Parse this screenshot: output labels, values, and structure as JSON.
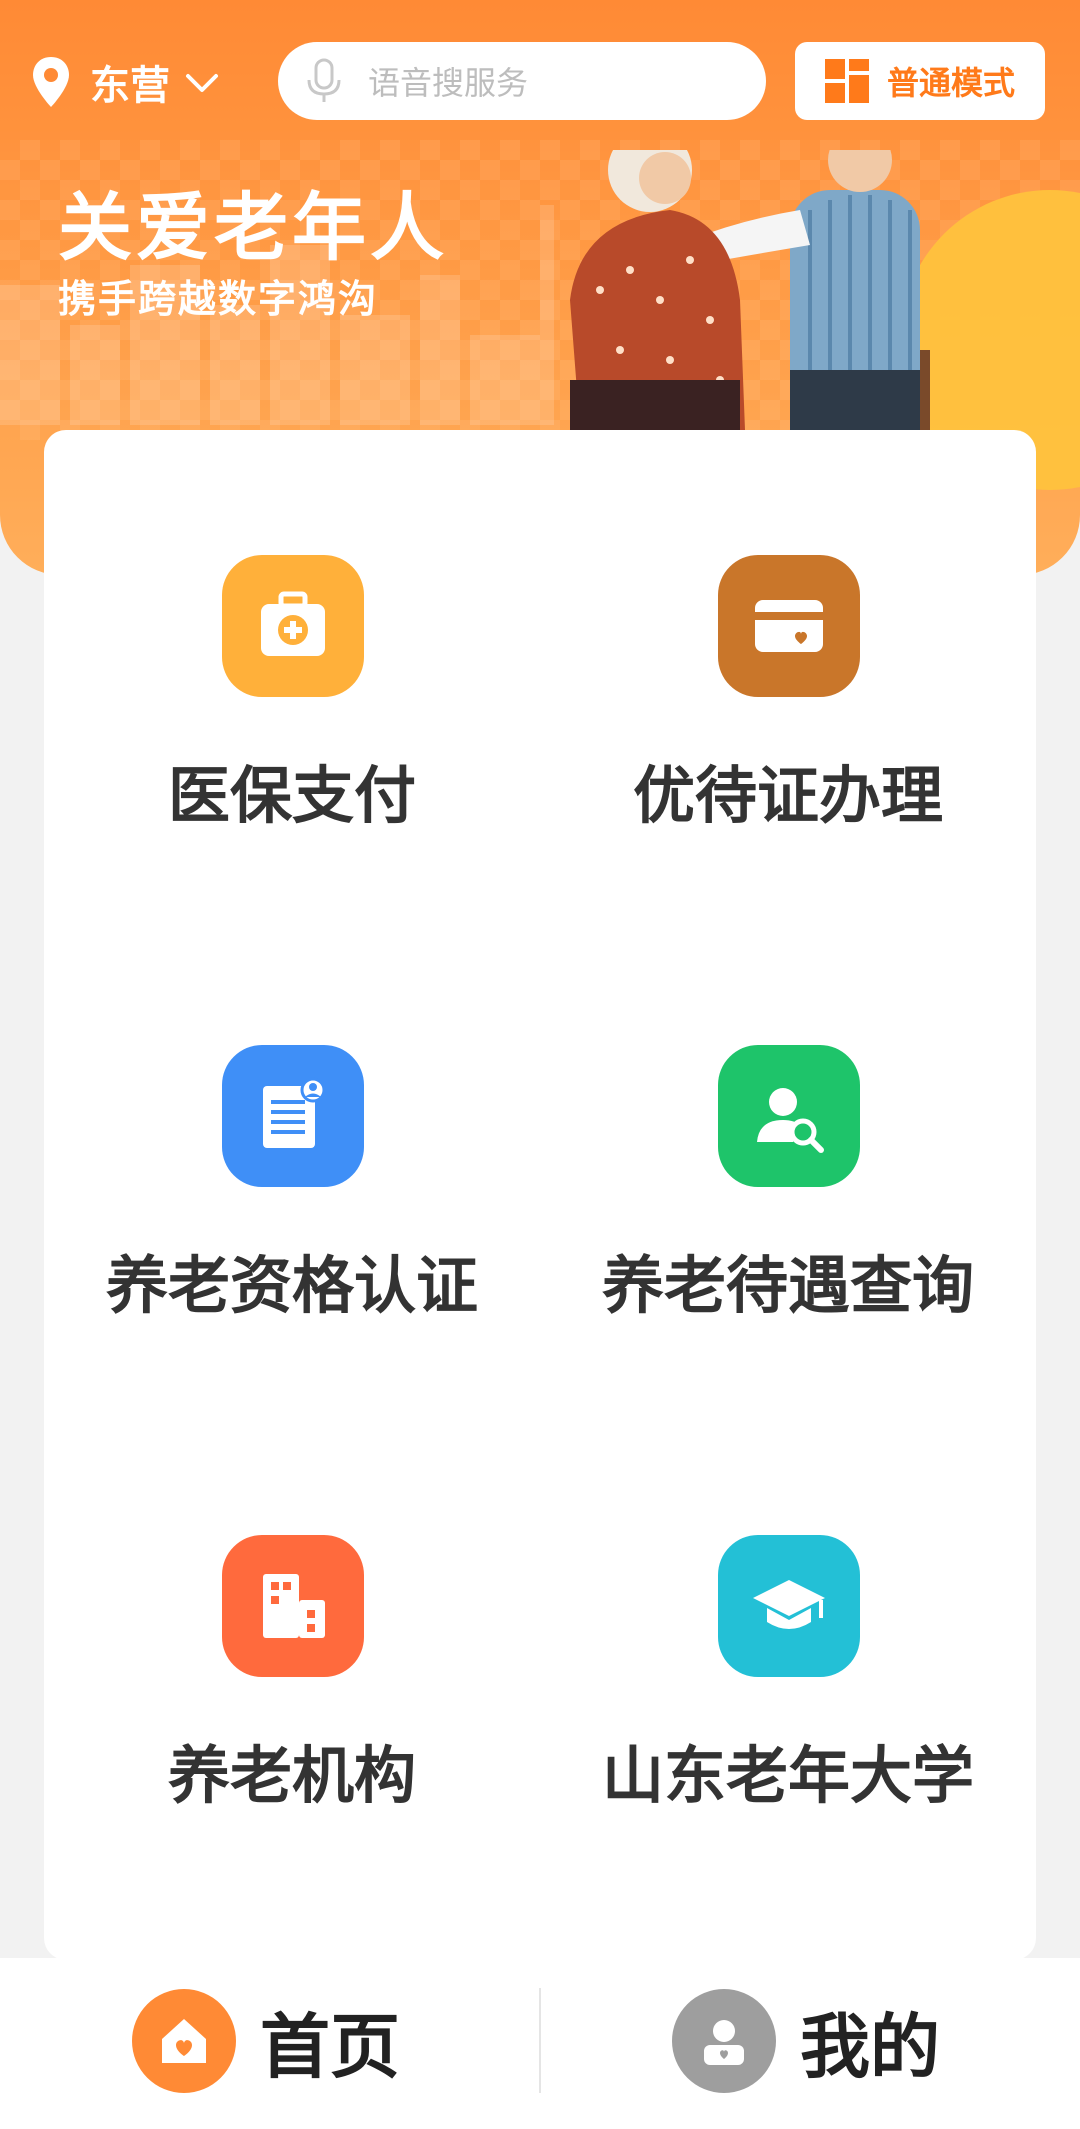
{
  "header": {
    "city": "东营",
    "search_placeholder": "语音搜服务",
    "mode_label": "普通模式"
  },
  "banner": {
    "title": "关爱老年人",
    "subtitle": "携手跨越数字鸿沟"
  },
  "services": [
    {
      "label": "医保支付",
      "icon": "medical-kit-icon",
      "color": "#ffb03a"
    },
    {
      "label": "优待证办理",
      "icon": "card-heart-icon",
      "color": "#c9762a"
    },
    {
      "label": "养老资格认证",
      "icon": "document-user-icon",
      "color": "#3f8ff7"
    },
    {
      "label": "养老待遇查询",
      "icon": "user-search-icon",
      "color": "#1ec46a"
    },
    {
      "label": "养老机构",
      "icon": "building-icon",
      "color": "#ff6a3d"
    },
    {
      "label": "山东老年大学",
      "icon": "graduation-cap-icon",
      "color": "#23c0d6"
    }
  ],
  "tabbar": {
    "home_label": "首页",
    "mine_label": "我的"
  },
  "colors": {
    "brand_orange": "#ff8a35",
    "home_active": "#ff8a35",
    "mine_inactive": "#9e9e9e"
  }
}
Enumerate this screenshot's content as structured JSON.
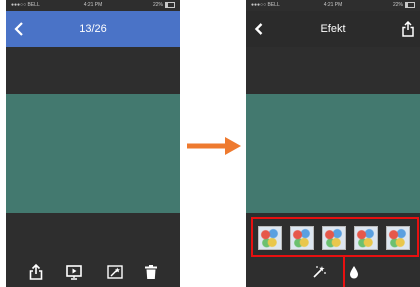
{
  "left_screen": {
    "status": {
      "carrier": "●●●○○ BELL",
      "time": "4:21 PM",
      "battery": "22%"
    },
    "counter": "13/26",
    "toolbar": [
      "share-icon",
      "slideshow-icon",
      "enhance-icon",
      "trash-icon"
    ]
  },
  "right_screen": {
    "status": {
      "carrier": "●●●○○ BELL",
      "time": "4:21 PM",
      "battery": "22%"
    },
    "title": "Efekt",
    "filter_thumbnail_count": 5,
    "bottom_tools": [
      "magic-wand-icon",
      "droplet-icon"
    ]
  },
  "colors": {
    "left_navbar": "#4a73c7",
    "right_navbar": "#2b2b2b",
    "photo": "#43796f",
    "screen_bg": "#2e2e2e",
    "arrow": "#ee7a2f",
    "highlight": "#e81010"
  }
}
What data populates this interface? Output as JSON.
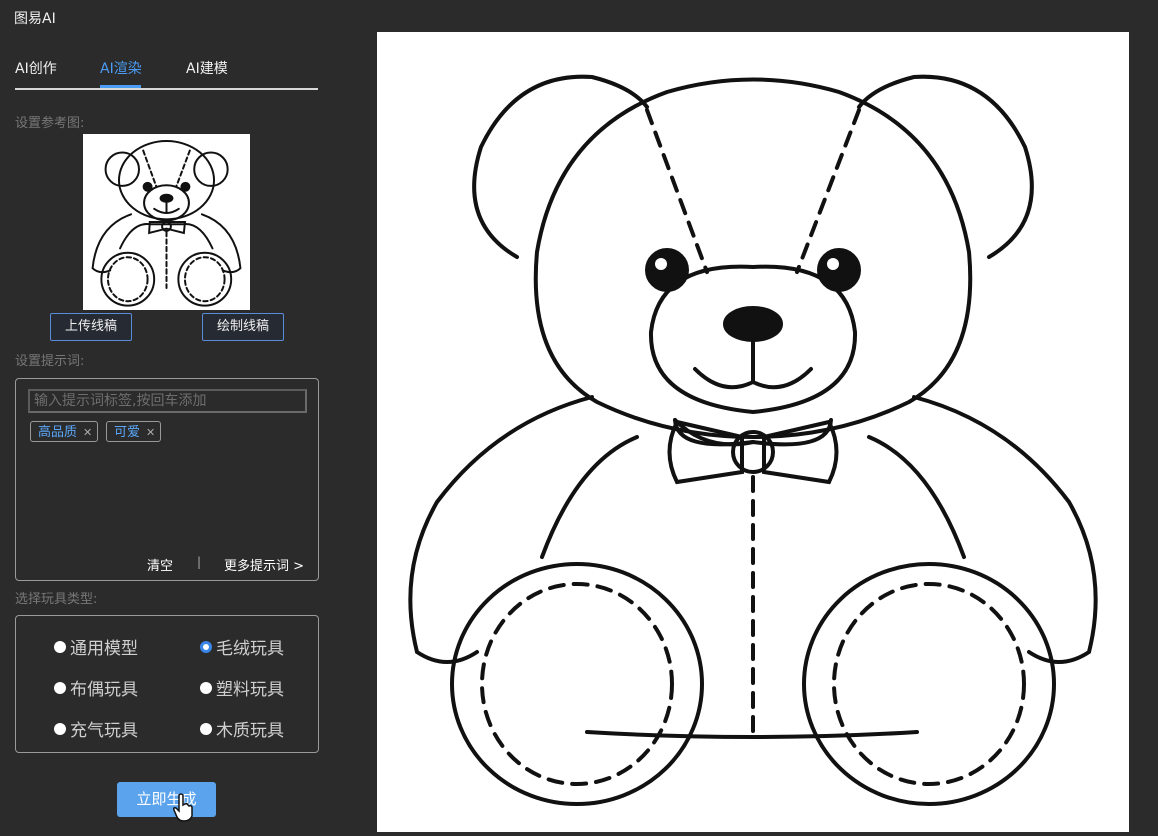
{
  "app": {
    "title": "图易AI"
  },
  "tabs": [
    {
      "label": "AI创作",
      "active": false
    },
    {
      "label": "AI渲染",
      "active": true
    },
    {
      "label": "AI建模",
      "active": false
    }
  ],
  "reference": {
    "label": "设置参考图:",
    "upload_button": "上传线稿",
    "draw_button": "绘制线稿"
  },
  "prompt": {
    "label": "设置提示词:",
    "placeholder": "输入提示词标签,按回车添加",
    "tags": [
      "高品质",
      "可爱"
    ],
    "clear_button": "清空",
    "separator": "|",
    "more_button": "更多提示词 >"
  },
  "toy_type": {
    "label": "选择玩具类型:",
    "options": [
      "通用模型",
      "毛绒玩具",
      "布偶玩具",
      "塑料玩具",
      "充气玩具",
      "木质玩具"
    ],
    "selected": "毛绒玩具"
  },
  "generate_button": "立即生成",
  "colors": {
    "accent": "#4a9cf5",
    "background": "#2b2b2b",
    "button": "#5ca3ee"
  }
}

[WHAT IS REQUIRED]:
Replicate the material above verbatim; images stay out of the copy.

[EXERCISE ANSWER]:
Parse this screenshot: output labels, values, and structure as JSON.
{
  "header": {
    "city": "东营",
    "search_placeholder": "语音搜服务",
    "mode_label": "普通模式"
  },
  "banner": {
    "title": "关爱老年人",
    "subtitle": "携手跨越数字鸿沟"
  },
  "services": [
    {
      "label": "医保支付",
      "icon": "medical-kit-icon",
      "color": "#ffb03a"
    },
    {
      "label": "优待证办理",
      "icon": "card-heart-icon",
      "color": "#c9762a"
    },
    {
      "label": "养老资格认证",
      "icon": "document-user-icon",
      "color": "#3f8ff7"
    },
    {
      "label": "养老待遇查询",
      "icon": "user-search-icon",
      "color": "#1ec46a"
    },
    {
      "label": "养老机构",
      "icon": "building-icon",
      "color": "#ff6a3d"
    },
    {
      "label": "山东老年大学",
      "icon": "graduation-cap-icon",
      "color": "#23c0d6"
    }
  ],
  "tabbar": {
    "home_label": "首页",
    "mine_label": "我的"
  },
  "colors": {
    "brand_orange": "#ff8a35",
    "home_active": "#ff8a35",
    "mine_inactive": "#9e9e9e"
  }
}
Enumerate this screenshot's content as structured JSON.
{
  "left_screen": {
    "status": {
      "carrier": "●●●○○ BELL",
      "time": "4:21 PM",
      "battery": "22%"
    },
    "counter": "13/26",
    "toolbar": [
      "share-icon",
      "slideshow-icon",
      "enhance-icon",
      "trash-icon"
    ]
  },
  "right_screen": {
    "status": {
      "carrier": "●●●○○ BELL",
      "time": "4:21 PM",
      "battery": "22%"
    },
    "title": "Efekt",
    "filter_thumbnail_count": 5,
    "bottom_tools": [
      "magic-wand-icon",
      "droplet-icon"
    ]
  },
  "colors": {
    "left_navbar": "#4a73c7",
    "right_navbar": "#2b2b2b",
    "photo": "#43796f",
    "screen_bg": "#2e2e2e",
    "arrow": "#ee7a2f",
    "highlight": "#e81010"
  }
}
What data populates this interface? Output as JSON.
{
  "app": {
    "title": "图易AI"
  },
  "tabs": [
    {
      "label": "AI创作",
      "active": false
    },
    {
      "label": "AI渲染",
      "active": true
    },
    {
      "label": "AI建模",
      "active": false
    }
  ],
  "reference": {
    "label": "设置参考图:",
    "upload_button": "上传线稿",
    "draw_button": "绘制线稿"
  },
  "prompt": {
    "label": "设置提示词:",
    "placeholder": "输入提示词标签,按回车添加",
    "tags": [
      "高品质",
      "可爱"
    ],
    "clear_button": "清空",
    "separator": "|",
    "more_button": "更多提示词 >"
  },
  "toy_type": {
    "label": "选择玩具类型:",
    "options": [
      "通用模型",
      "毛绒玩具",
      "布偶玩具",
      "塑料玩具",
      "充气玩具",
      "木质玩具"
    ],
    "selected": "毛绒玩具"
  },
  "generate_button": "立即生成",
  "colors": {
    "accent": "#4a9cf5",
    "background": "#2b2b2b",
    "button": "#5ca3ee"
  }
}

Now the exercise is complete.